Problem to solve >> Pick out all lines in the listing holding the string "fund" and copy them.

===== Data to process =====

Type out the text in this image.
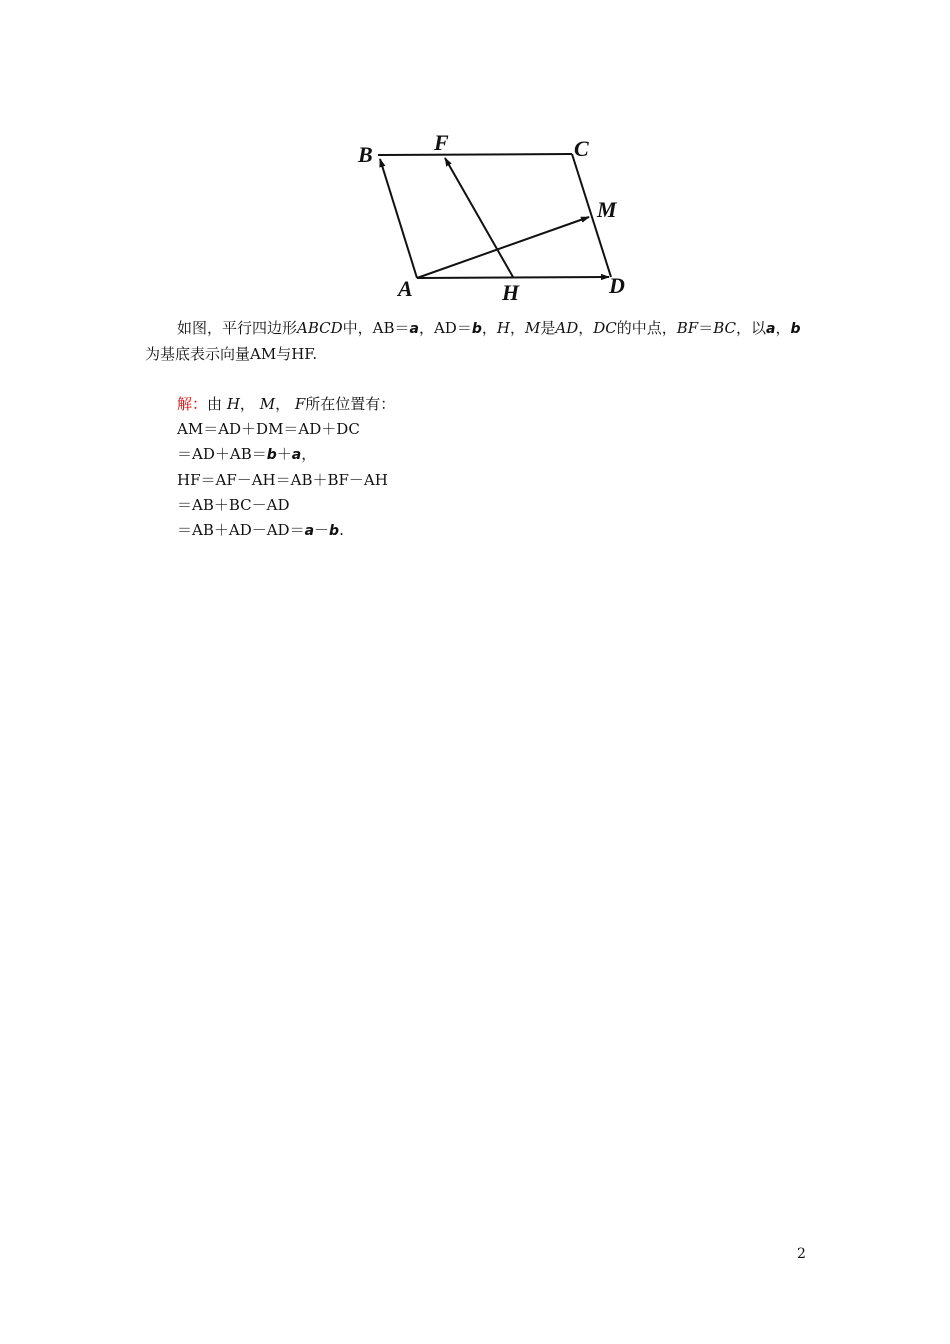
B	F	C
M
A	H	D

如图，平行四边形ABCD中，AB＝a，AD＝b，H，M是AD，DC的中点，BF＝BC，以a，b为基底表示向量AM与HF.

解：由 H， M， F所在位置有：
AM＝AD＋DM＝AD＋DC
＝AD＋AB＝b＋a，
HF＝AF－AH＝AB＋BF－AH
＝AB＋BC－AD
＝AB＋AD－AD＝a－b.
2
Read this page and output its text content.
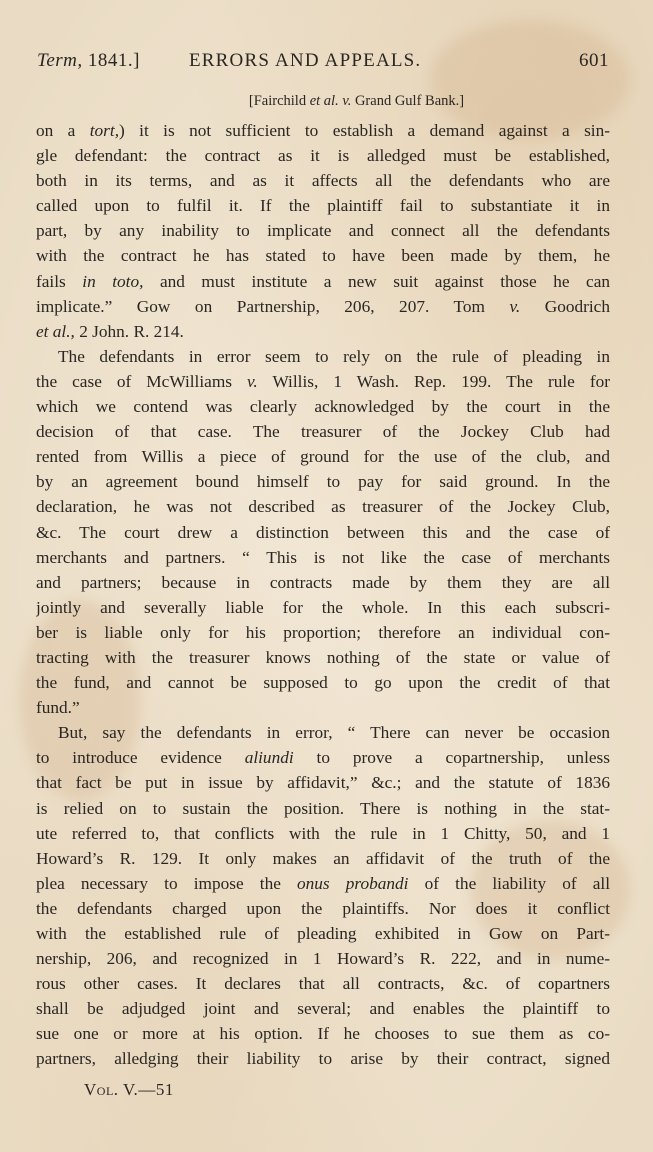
Term, 1841.]	ERRORS AND APPEALS.	601
[Fairchild et al. v. Grand Gulf Bank.]
on a tort,) it is not sufficient to establish a demand against a sin-
gle defendant: the contract as it is alledged must be established,
both in its terms, and as it affects all the defendants who are
called upon to fulfil it. If the plaintiff fail to substantiate it in
part, by any inability to implicate and connect all the defendants
with the contract he has stated to have been made by them, he
fails in toto, and must institute a new suit against those he can
implicate.” Gow on Partnership, 206, 207. Tom v. Goodrich
et al., 2 John. R. 214.
The defendants in error seem to rely on the rule of pleading in
the case of McWilliams v. Willis, 1 Wash. Rep. 199. The rule for
which we contend was clearly acknowledged by the court in the
decision of that case. The treasurer of the Jockey Club had
rented from Willis a piece of ground for the use of the club, and
by an agreement bound himself to pay for said ground. In the
declaration, he was not described as treasurer of the Jockey Club,
&c. The court drew a distinction between this and the case of
merchants and partners. “ This is not like the case of merchants
and partners; because in contracts made by them they are all
jointly and severally liable for the whole. In this each subscri-
ber is liable only for his proportion; therefore an individual con-
tracting with the treasurer knows nothing of the state or value of
the fund, and cannot be supposed to go upon the credit of that
fund.”
But, say the defendants in error, “ There can never be occasion
to introduce evidence aliundi to prove a copartnership, unless
that fact be put in issue by affidavit,” &c.; and the statute of 1836
is relied on to sustain the position. There is nothing in the stat-
ute referred to, that conflicts with the rule in 1 Chitty, 50, and 1
Howard’s R. 129. It only makes an affidavit of the truth of the
plea necessary to impose the onus probandi of the liability of all
the defendants charged upon the plaintiffs. Nor does it conflict
with the established rule of pleading exhibited in Gow on Part-
nership, 206, and recognized in 1 Howard’s R. 222, and in nume-
rous other cases. It declares that all contracts, &c. of copartners
shall be adjudged joint and several; and enables the plaintiff to
sue one or more at his option. If he chooses to sue them as co-
partners, alledging their liability to arise by their contract, signed
Vol. V.—51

=====

Exercise solution >>
the fund, and cannot be supposed to go upon the credit of that
fund.”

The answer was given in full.